--- BEGIN ---

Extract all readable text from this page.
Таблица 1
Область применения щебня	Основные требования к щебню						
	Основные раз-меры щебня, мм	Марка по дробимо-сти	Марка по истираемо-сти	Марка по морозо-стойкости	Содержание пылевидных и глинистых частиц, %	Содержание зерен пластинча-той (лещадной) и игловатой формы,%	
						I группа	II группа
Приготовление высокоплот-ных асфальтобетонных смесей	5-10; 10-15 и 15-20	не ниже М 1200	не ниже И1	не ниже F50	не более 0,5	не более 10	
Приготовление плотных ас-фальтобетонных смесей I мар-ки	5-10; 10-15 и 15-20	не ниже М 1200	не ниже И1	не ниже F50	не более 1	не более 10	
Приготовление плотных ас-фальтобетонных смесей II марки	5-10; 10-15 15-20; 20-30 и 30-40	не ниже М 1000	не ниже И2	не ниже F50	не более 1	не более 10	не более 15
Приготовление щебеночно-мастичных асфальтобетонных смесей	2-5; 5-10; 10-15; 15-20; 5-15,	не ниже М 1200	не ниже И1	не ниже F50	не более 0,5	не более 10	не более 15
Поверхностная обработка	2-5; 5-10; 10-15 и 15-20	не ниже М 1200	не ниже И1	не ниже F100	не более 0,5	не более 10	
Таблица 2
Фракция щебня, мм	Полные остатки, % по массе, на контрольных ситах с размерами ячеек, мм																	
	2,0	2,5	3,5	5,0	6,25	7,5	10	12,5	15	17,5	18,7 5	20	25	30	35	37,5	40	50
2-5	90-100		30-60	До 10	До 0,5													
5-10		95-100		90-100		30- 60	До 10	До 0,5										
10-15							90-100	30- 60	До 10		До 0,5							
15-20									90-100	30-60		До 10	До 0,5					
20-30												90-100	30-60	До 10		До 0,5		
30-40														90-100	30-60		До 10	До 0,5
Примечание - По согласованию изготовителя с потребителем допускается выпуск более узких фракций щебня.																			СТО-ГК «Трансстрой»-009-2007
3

--- END ---

- [Written task] Copy the data above exactly. Every line must be included.

- [Written reply]
Extract all readable text from this page.
Таблица 1
Область применения щебня	Основные требования к щебню						
	Основные раз-меры щебня, мм	Марка по дробимо-сти	Марка по истираемо-сти	Марка по морозо-стойкости	Содержание пылевидных и глинистых частиц, %	Содержание зерен пластинча-той (лещадной) и игловатой формы,%	
						I группа	II группа
Приготовление высокоплот-ных асфальтобетонных смесей	5-10; 10-15 и 15-20	не ниже М 1200	не ниже И1	не ниже F50	не более 0,5	не более 10	
Приготовление плотных ас-фальтобетонных смесей I мар-ки	5-10; 10-15 и 15-20	не ниже М 1200	не ниже И1	не ниже F50	не более 1	не более 10	
Приготовление плотных ас-фальтобетонных смесей II марки	5-10; 10-15 15-20; 20-30 и 30-40	не ниже М 1000	не ниже И2	не ниже F50	не более 1	не более 10	не более 15
Приготовление щебеночно-мастичных асфальтобетонных смесей	2-5; 5-10; 10-15; 15-20; 5-15,	не ниже М 1200	не ниже И1	не ниже F50	не более 0,5	не более 10	не более 15
Поверхностная обработка	2-5; 5-10; 10-15 и 15-20	не ниже М 1200	не ниже И1	не ниже F100	не более 0,5	не более 10	
Таблица 2
Фракция щебня, мм	Полные остатки, % по массе, на контрольных ситах с размерами ячеек, мм																	
	2,0	2,5	3,5	5,0	6,25	7,5	10	12,5	15	17,5	18,7 5	20	25	30	35	37,5	40	50
2-5	90-100		30-60	До 10	До 0,5													
5-10		95-100		90-100		30- 60	До 10	До 0,5										
10-15							90-100	30- 60	До 10		До 0,5							
15-20									90-100	30-60		До 10	До 0,5					
20-30												90-100	30-60	До 10		До 0,5		
30-40														90-100	30-60		До 10	До 0,5
Примечание - По согласованию изготовителя с потребителем допускается выпуск более узких фракций щебня.																			СТО-ГК «Трансстрой»-009-2007
3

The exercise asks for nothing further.